* **AIM**:
Lines that include the word "emotions" are the ones to copy.

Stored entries
☆ ☆ ☆ ☆ ☆

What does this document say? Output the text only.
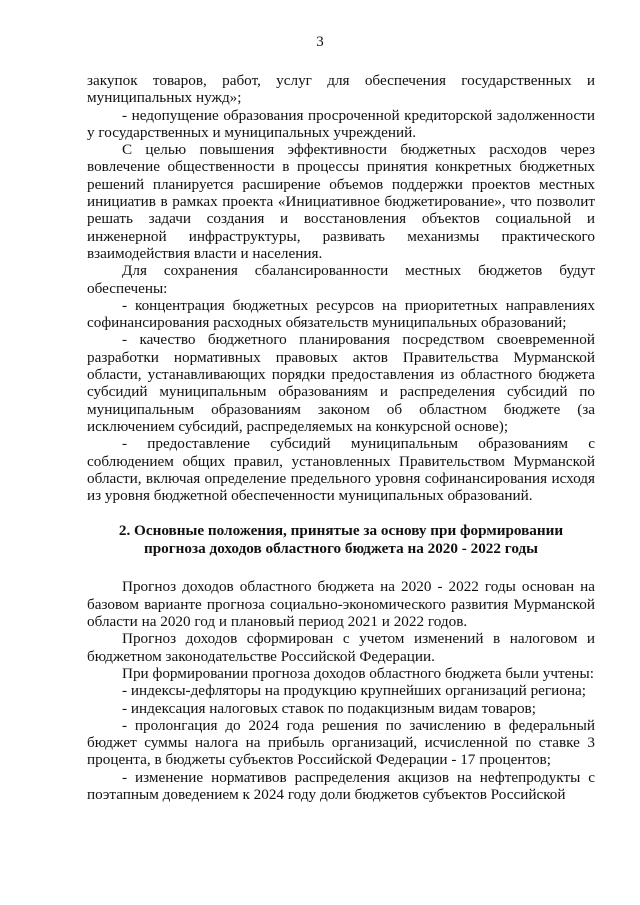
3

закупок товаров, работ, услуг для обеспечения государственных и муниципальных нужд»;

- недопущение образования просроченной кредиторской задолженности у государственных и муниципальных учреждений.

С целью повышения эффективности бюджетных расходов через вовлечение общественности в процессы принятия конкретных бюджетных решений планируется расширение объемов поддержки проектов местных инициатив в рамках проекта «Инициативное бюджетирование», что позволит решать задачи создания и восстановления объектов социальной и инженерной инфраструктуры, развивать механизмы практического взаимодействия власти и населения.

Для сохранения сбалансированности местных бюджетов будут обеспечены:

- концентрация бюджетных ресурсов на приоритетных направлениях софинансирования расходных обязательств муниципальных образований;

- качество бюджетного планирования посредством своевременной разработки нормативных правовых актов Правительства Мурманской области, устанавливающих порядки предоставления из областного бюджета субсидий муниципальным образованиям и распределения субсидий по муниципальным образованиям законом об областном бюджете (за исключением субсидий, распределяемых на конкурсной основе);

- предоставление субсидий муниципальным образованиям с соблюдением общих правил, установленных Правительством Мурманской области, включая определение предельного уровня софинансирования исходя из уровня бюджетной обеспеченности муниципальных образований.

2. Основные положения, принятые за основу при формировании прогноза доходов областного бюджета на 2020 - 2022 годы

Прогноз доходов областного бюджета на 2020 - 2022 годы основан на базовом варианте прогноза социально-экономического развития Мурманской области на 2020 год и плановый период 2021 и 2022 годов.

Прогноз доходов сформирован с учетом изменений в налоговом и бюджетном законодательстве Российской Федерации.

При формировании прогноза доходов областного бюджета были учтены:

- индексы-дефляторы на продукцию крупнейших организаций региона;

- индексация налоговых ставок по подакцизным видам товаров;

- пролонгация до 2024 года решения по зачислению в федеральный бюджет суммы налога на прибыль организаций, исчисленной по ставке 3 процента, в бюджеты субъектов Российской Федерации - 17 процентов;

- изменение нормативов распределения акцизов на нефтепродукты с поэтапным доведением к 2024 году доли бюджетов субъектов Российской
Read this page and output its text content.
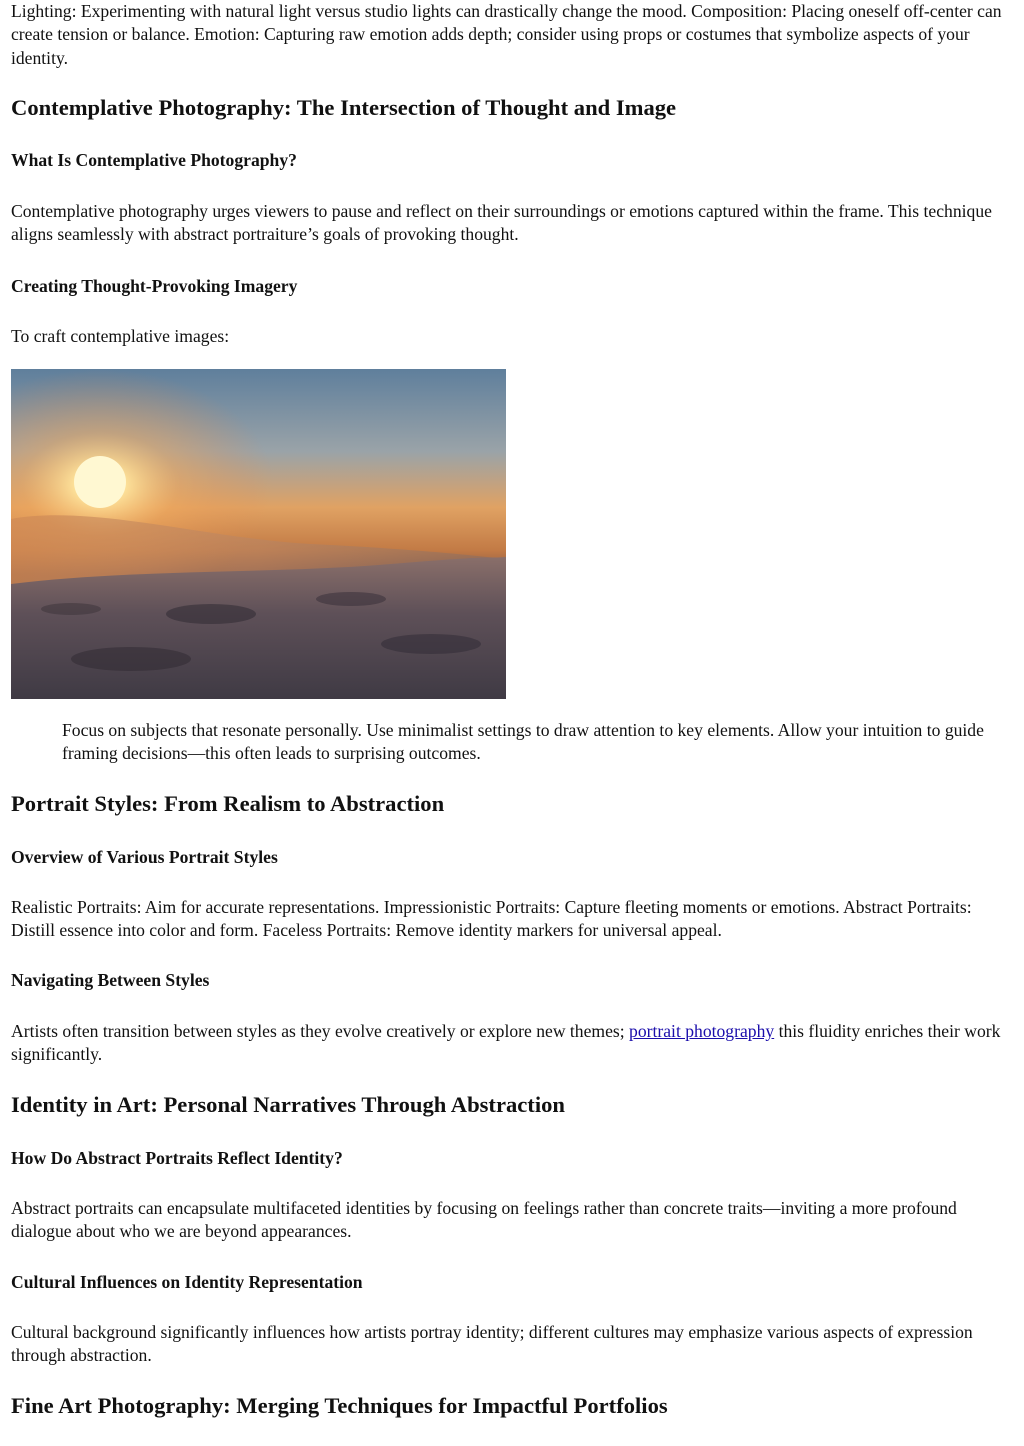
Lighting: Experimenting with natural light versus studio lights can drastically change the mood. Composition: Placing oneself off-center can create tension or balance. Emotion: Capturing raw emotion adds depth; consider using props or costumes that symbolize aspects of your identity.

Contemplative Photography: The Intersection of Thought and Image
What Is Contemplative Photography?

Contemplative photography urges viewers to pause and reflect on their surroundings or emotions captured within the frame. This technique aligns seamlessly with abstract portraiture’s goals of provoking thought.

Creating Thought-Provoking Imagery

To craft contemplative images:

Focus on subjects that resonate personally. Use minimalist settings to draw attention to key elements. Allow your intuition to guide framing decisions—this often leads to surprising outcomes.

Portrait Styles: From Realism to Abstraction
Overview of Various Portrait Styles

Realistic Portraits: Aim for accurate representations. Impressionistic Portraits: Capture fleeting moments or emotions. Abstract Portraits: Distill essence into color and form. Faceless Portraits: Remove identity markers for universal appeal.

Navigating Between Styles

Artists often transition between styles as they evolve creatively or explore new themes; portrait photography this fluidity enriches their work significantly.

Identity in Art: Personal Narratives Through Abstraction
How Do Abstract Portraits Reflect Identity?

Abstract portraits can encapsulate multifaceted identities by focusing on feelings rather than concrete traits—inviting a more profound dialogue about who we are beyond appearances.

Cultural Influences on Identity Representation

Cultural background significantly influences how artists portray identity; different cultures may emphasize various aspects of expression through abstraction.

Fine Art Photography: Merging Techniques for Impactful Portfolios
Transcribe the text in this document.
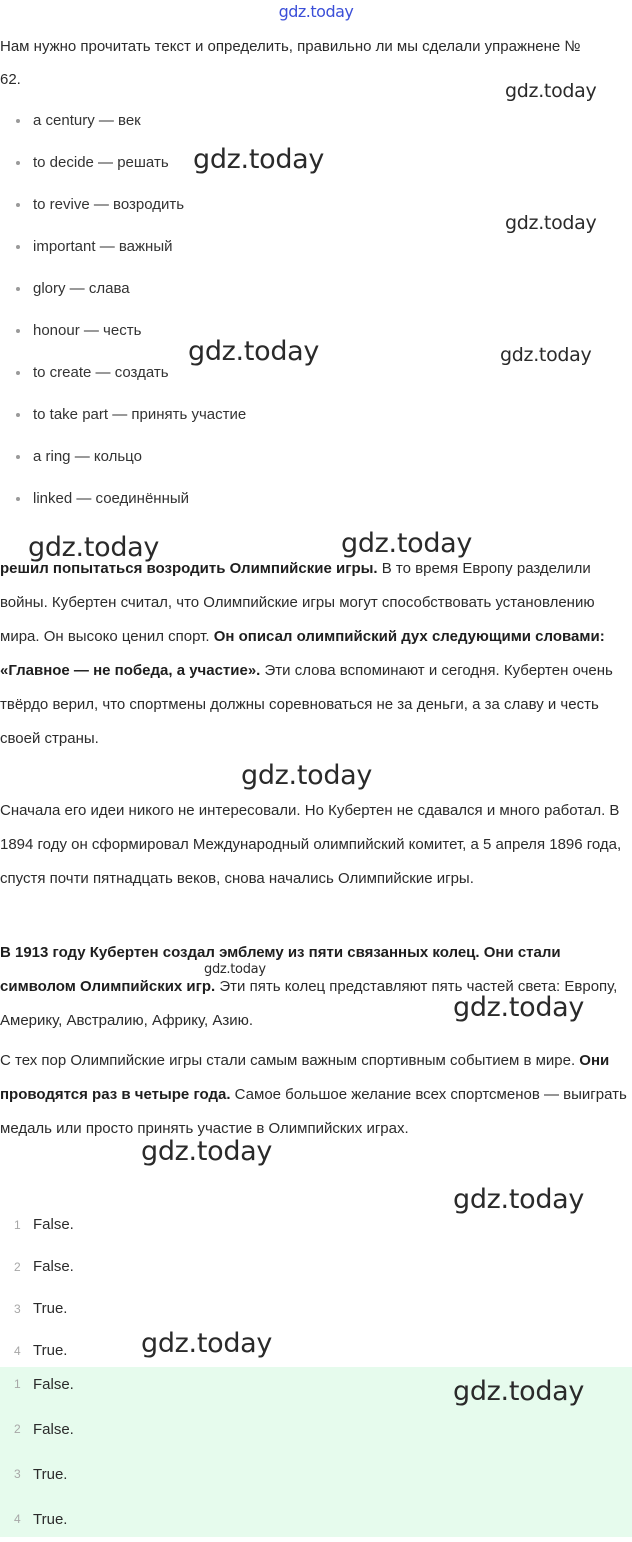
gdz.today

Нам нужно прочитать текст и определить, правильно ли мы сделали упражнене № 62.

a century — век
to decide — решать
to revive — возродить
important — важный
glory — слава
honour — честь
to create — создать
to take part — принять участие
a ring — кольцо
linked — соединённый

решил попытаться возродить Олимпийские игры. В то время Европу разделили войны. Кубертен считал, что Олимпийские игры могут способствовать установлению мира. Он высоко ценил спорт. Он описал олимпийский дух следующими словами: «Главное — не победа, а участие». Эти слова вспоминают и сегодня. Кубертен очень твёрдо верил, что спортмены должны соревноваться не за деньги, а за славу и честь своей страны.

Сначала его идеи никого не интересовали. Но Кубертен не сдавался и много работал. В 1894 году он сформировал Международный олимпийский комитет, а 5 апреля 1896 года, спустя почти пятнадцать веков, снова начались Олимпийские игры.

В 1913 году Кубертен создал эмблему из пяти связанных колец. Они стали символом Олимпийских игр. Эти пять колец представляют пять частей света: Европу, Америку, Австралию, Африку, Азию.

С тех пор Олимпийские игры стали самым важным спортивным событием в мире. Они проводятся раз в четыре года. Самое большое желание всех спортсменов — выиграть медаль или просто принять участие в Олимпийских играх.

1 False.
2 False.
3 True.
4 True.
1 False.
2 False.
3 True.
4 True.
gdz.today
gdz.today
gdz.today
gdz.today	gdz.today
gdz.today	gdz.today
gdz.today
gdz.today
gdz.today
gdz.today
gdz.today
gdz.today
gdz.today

☆ ☆ ☆ ☆ ☆

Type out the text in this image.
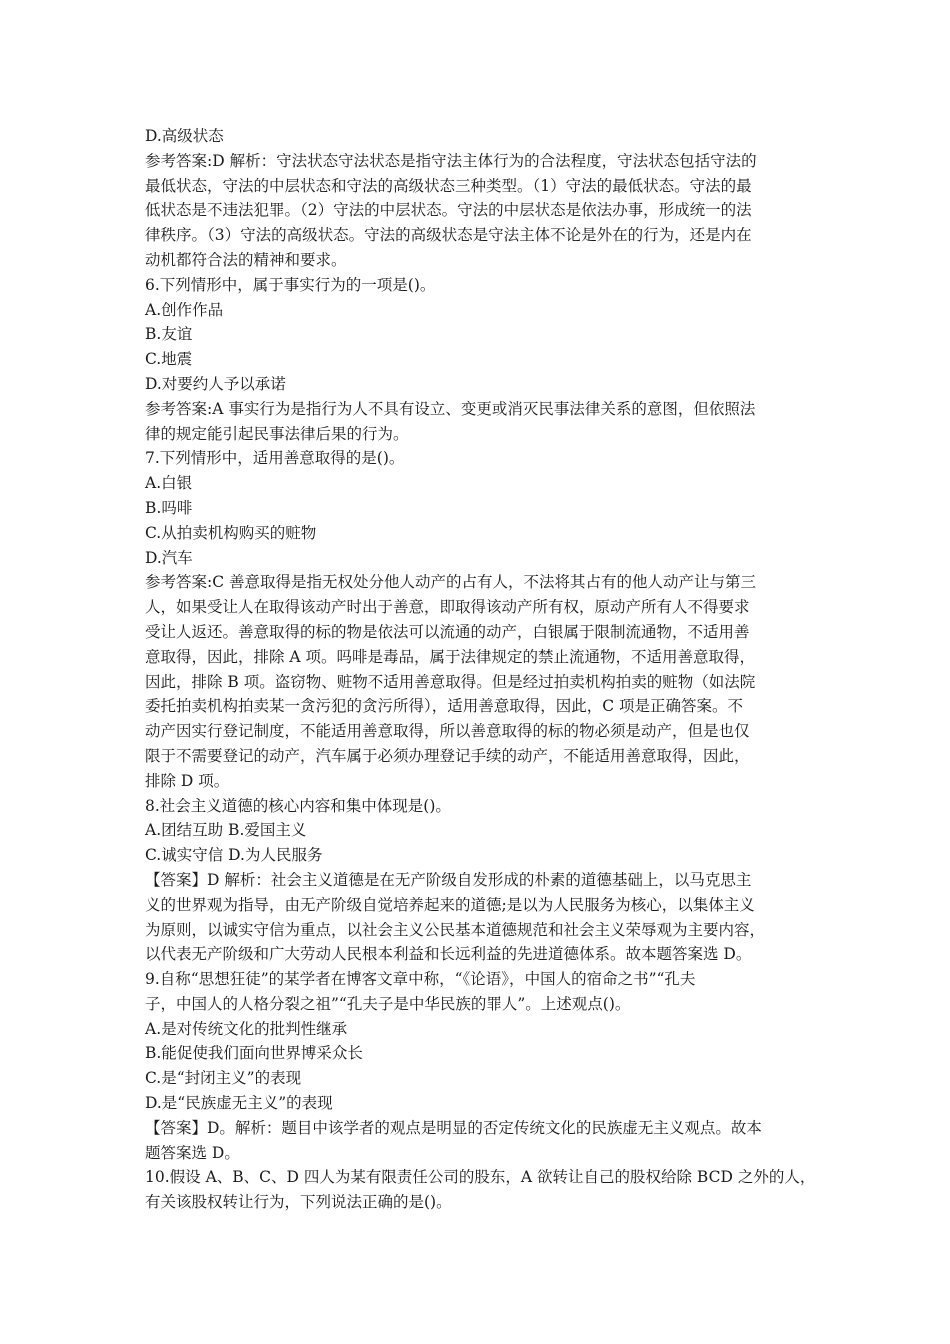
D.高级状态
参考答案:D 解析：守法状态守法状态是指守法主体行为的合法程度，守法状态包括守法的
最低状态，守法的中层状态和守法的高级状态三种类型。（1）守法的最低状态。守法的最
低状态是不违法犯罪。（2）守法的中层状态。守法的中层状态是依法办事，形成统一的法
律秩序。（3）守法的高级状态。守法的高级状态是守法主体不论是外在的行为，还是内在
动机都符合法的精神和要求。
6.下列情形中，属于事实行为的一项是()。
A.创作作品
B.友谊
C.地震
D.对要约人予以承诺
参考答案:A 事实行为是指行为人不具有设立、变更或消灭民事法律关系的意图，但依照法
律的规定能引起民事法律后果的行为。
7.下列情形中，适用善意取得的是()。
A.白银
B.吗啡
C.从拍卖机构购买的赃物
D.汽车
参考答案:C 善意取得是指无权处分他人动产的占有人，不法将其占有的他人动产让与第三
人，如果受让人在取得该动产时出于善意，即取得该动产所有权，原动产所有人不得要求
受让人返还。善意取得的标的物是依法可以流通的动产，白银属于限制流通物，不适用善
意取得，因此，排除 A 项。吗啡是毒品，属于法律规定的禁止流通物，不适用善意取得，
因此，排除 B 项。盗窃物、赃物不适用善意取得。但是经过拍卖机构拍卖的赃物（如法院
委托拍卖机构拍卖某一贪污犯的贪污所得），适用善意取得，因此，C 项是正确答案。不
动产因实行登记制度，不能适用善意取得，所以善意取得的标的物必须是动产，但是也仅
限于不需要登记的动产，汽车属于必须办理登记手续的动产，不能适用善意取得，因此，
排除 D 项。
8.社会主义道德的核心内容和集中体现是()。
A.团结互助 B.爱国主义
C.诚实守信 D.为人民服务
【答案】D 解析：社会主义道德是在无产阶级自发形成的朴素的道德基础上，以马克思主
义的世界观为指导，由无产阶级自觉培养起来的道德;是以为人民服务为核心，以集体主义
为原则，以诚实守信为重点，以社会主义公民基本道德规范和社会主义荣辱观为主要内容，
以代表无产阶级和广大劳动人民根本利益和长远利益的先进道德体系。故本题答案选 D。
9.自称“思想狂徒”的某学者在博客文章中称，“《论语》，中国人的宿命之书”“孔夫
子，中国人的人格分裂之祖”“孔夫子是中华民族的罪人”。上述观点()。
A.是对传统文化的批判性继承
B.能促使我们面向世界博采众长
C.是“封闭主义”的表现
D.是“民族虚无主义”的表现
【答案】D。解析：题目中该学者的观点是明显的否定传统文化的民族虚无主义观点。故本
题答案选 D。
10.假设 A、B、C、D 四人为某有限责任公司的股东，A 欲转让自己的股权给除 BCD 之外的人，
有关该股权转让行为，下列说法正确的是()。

☆ ☆ ☆ ☆ ☆

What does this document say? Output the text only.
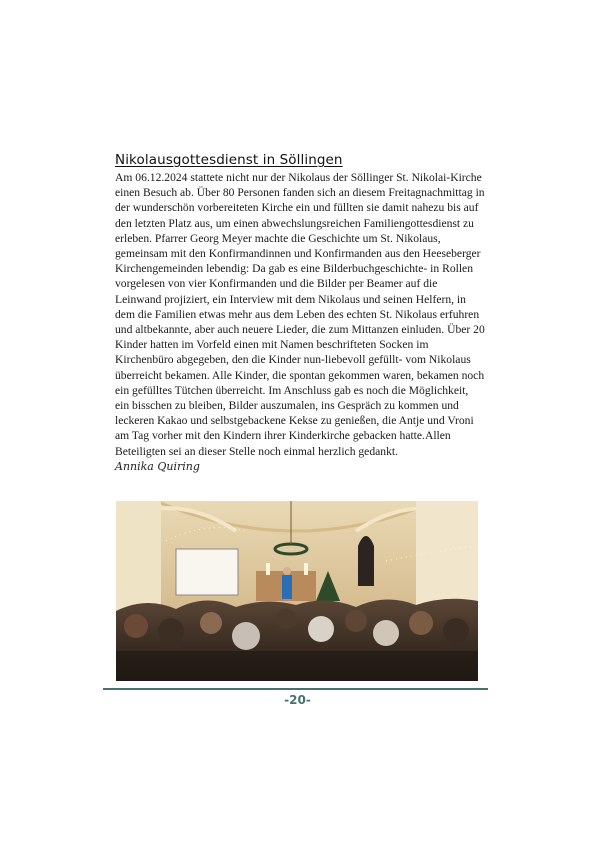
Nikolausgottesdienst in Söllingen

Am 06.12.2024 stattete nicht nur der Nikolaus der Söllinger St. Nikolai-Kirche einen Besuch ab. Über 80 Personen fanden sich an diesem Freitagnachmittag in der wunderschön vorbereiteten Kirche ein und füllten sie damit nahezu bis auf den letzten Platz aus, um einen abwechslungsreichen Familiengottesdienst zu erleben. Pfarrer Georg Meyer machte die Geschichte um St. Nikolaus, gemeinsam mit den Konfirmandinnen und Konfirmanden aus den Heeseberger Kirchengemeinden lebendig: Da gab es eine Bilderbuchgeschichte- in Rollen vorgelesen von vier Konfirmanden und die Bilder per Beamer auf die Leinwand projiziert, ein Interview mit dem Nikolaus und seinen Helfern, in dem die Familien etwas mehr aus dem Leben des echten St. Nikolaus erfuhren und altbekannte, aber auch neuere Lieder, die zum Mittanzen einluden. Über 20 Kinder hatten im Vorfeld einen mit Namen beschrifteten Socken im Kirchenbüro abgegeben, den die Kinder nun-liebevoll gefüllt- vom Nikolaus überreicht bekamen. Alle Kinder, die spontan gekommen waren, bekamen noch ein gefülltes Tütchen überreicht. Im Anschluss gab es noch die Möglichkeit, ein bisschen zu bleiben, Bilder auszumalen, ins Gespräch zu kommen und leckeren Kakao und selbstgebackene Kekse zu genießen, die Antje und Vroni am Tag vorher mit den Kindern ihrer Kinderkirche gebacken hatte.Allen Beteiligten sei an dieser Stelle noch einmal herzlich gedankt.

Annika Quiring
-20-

☆ ☆ ☆ ☆ ☆

* **FULL SOLUTION**:
Contemplative photography urges viewers to pause and reflect on their surroundings or emotions captured within the frame. This technique aligns seamlessly with abstract portraiture’s goals of provoking thought.
Realistic Portraits: Aim for accurate representations. Impressionistic Portraits: Capture fleeting moments or emotions. Abstract Portraits: Distill essence into color and form. Faceless Portraits: Remove identity markers for universal appeal.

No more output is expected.